PROMPT —
Find how many lines contain the word "органов" and state that number alone.

+ + +

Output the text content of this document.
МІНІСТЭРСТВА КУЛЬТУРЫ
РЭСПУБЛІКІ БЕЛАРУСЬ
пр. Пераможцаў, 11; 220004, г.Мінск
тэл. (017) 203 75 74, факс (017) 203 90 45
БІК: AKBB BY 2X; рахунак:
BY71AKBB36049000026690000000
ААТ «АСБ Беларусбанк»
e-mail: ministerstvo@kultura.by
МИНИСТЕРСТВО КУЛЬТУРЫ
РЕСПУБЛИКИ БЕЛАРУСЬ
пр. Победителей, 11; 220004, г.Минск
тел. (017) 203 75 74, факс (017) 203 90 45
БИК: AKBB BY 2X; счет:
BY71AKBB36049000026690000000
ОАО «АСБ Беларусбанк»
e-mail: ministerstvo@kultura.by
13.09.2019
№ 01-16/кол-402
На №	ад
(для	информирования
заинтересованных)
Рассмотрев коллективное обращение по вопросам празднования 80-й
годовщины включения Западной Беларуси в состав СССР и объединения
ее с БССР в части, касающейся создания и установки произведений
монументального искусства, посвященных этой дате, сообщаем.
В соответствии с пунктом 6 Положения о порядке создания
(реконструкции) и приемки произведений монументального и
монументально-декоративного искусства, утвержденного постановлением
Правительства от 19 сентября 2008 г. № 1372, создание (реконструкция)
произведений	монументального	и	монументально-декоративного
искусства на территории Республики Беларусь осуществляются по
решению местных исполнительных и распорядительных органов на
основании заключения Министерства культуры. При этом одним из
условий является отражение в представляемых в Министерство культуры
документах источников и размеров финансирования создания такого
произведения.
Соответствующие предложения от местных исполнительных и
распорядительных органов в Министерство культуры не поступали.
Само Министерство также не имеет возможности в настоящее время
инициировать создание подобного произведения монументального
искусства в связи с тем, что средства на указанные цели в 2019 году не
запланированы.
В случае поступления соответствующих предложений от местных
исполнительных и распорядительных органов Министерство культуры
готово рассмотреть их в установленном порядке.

+ + +

WRITTEN ANSWER —
3